> **Material for this task**:

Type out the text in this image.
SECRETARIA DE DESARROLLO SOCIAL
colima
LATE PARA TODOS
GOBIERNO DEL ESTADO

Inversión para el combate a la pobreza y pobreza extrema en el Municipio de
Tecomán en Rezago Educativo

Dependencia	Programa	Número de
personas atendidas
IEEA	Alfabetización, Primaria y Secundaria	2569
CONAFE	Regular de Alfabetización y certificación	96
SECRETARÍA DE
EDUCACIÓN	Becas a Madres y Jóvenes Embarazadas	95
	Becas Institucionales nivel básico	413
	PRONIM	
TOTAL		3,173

> **What to work on**:
Choose all lines containing the string "Becas" and copy them out.

> **Reply to the task**:
EDUCACIÓN	Becas a Madres y Jóvenes Embarazadas	95
	Becas Institucionales nivel básico	413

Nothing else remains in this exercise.